Data records
_____
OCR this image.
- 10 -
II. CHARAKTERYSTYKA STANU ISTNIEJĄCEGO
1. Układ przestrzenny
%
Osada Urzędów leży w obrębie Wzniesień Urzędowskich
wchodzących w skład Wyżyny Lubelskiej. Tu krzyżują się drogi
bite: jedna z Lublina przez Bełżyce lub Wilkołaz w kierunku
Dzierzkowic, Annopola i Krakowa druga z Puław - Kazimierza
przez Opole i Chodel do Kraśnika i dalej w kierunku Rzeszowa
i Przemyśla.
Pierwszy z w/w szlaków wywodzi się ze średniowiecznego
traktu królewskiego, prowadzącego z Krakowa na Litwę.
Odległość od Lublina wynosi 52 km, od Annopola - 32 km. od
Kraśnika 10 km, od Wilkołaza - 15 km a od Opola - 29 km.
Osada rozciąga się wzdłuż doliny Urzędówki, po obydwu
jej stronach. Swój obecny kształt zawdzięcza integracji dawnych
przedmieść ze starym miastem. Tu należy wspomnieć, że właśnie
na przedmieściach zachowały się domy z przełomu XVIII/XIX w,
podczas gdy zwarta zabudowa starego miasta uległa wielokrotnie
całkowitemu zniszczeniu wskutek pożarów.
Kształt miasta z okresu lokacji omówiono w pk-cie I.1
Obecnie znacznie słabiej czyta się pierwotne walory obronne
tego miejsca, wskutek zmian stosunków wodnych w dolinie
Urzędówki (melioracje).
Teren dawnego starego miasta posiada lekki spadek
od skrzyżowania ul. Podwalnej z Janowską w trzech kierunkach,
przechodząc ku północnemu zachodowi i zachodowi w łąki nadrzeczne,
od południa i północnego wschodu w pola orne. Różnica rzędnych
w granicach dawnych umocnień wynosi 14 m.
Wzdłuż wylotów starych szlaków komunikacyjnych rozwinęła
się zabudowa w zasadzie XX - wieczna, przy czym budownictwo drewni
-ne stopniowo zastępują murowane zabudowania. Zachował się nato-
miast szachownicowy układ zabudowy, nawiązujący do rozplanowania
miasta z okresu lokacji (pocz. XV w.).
_____
*Task directions*: Look through the entries above; copy every line holding the string "wynosi".

*The result*:
Odległość od Lublina wynosi 52 km, od Annopola - 32 km. od
w granicach dawnych umocnień wynosi 14 m.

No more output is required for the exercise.